▶ _Collection listing_
_ _ _ _ _ _ _
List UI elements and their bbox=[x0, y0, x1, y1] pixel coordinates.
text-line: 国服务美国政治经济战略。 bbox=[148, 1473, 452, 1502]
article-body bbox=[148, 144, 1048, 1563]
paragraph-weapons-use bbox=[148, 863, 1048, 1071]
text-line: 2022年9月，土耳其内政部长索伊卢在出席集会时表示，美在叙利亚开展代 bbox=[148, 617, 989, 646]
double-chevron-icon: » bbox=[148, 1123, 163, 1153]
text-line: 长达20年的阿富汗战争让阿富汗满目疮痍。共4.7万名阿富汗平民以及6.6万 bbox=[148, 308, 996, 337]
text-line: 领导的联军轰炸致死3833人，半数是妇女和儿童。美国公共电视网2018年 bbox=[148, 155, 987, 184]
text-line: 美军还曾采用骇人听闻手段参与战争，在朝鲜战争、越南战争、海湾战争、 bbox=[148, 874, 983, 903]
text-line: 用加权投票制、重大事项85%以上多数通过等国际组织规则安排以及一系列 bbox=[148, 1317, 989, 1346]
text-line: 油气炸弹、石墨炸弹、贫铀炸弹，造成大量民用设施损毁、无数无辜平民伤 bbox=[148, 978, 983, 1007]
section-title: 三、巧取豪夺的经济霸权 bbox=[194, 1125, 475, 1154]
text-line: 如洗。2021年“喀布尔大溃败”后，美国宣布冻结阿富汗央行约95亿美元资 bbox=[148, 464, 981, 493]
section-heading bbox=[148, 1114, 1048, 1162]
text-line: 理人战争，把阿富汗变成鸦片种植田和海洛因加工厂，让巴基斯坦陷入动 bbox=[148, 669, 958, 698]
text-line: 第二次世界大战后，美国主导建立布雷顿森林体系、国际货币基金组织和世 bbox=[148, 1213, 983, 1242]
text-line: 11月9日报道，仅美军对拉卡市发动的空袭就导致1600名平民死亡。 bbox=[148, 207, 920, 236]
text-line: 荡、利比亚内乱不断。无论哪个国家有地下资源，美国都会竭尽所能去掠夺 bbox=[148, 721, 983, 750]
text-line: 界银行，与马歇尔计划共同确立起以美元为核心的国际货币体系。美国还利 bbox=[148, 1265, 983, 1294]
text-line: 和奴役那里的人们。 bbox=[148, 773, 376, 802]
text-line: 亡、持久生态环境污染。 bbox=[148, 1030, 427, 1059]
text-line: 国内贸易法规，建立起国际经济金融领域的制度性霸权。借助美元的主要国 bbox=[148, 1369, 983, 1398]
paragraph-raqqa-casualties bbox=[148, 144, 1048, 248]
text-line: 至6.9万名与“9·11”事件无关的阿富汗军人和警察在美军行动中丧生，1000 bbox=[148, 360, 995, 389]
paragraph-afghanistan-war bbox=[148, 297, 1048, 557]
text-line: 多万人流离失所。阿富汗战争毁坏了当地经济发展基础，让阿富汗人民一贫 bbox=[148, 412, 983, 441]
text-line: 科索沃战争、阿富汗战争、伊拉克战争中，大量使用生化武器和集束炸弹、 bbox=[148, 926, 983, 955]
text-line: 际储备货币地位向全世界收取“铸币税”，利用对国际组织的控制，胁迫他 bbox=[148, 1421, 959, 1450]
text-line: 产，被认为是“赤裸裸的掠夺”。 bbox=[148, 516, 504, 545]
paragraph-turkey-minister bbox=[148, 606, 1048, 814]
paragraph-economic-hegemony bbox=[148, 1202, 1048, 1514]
_ _ _ _ _ _ _
▶ _TASK BRIEF_
Set down every line of the listing above, unchanged.

▶ _WRITTEN ANSWER_
List UI elements and their bbox=[x0, y0, x1, y1] pixel coordinates.
text-line: 国服务美国政治经济战略。 bbox=[148, 1473, 452, 1502]
article-body bbox=[148, 144, 1048, 1563]
paragraph-weapons-use bbox=[148, 863, 1048, 1071]
text-line: 2022年9月，土耳其内政部长索伊卢在出席集会时表示，美在叙利亚开展代 bbox=[148, 617, 989, 646]
double-chevron-icon: » bbox=[148, 1123, 163, 1153]
text-line: 长达20年的阿富汗战争让阿富汗满目疮痍。共4.7万名阿富汗平民以及6.6万 bbox=[148, 308, 996, 337]
text-line: 领导的联军轰炸致死3833人，半数是妇女和儿童。美国公共电视网2018年 bbox=[148, 155, 987, 184]
text-line: 美军还曾采用骇人听闻手段参与战争，在朝鲜战争、越南战争、海湾战争、 bbox=[148, 874, 983, 903]
text-line: 用加权投票制、重大事项85%以上多数通过等国际组织规则安排以及一系列 bbox=[148, 1317, 989, 1346]
text-line: 油气炸弹、石墨炸弹、贫铀炸弹，造成大量民用设施损毁、无数无辜平民伤 bbox=[148, 978, 983, 1007]
section-title: 三、巧取豪夺的经济霸权 bbox=[194, 1125, 475, 1154]
text-line: 如洗。2021年“喀布尔大溃败”后，美国宣布冻结阿富汗央行约95亿美元资 bbox=[148, 464, 981, 493]
section-heading bbox=[148, 1114, 1048, 1162]
text-line: 理人战争，把阿富汗变成鸦片种植田和海洛因加工厂，让巴基斯坦陷入动 bbox=[148, 669, 958, 698]
text-line: 第二次世界大战后，美国主导建立布雷顿森林体系、国际货币基金组织和世 bbox=[148, 1213, 983, 1242]
text-line: 11月9日报道，仅美军对拉卡市发动的空袭就导致1600名平民死亡。 bbox=[148, 207, 920, 236]
text-line: 荡、利比亚内乱不断。无论哪个国家有地下资源，美国都会竭尽所能去掠夺 bbox=[148, 721, 983, 750]
text-line: 界银行，与马歇尔计划共同确立起以美元为核心的国际货币体系。美国还利 bbox=[148, 1265, 983, 1294]
text-line: 和奴役那里的人们。 bbox=[148, 773, 376, 802]
text-line: 亡、持久生态环境污染。 bbox=[148, 1030, 427, 1059]
text-line: 国内贸易法规，建立起国际经济金融领域的制度性霸权。借助美元的主要国 bbox=[148, 1369, 983, 1398]
paragraph-raqqa-casualties bbox=[148, 144, 1048, 248]
text-line: 至6.9万名与“9·11”事件无关的阿富汗军人和警察在美军行动中丧生，1000 bbox=[148, 360, 995, 389]
paragraph-afghanistan-war bbox=[148, 297, 1048, 557]
text-line: 多万人流离失所。阿富汗战争毁坏了当地经济发展基础，让阿富汗人民一贫 bbox=[148, 412, 983, 441]
text-line: 科索沃战争、阿富汗战争、伊拉克战争中，大量使用生化武器和集束炸弹、 bbox=[148, 926, 983, 955]
text-line: 际储备货币地位向全世界收取“铸币税”，利用对国际组织的控制，胁迫他 bbox=[148, 1421, 959, 1450]
text-line: 产，被认为是“赤裸裸的掠夺”。 bbox=[148, 516, 504, 545]
paragraph-turkey-minister bbox=[148, 606, 1048, 814]
paragraph-economic-hegemony bbox=[148, 1202, 1048, 1514]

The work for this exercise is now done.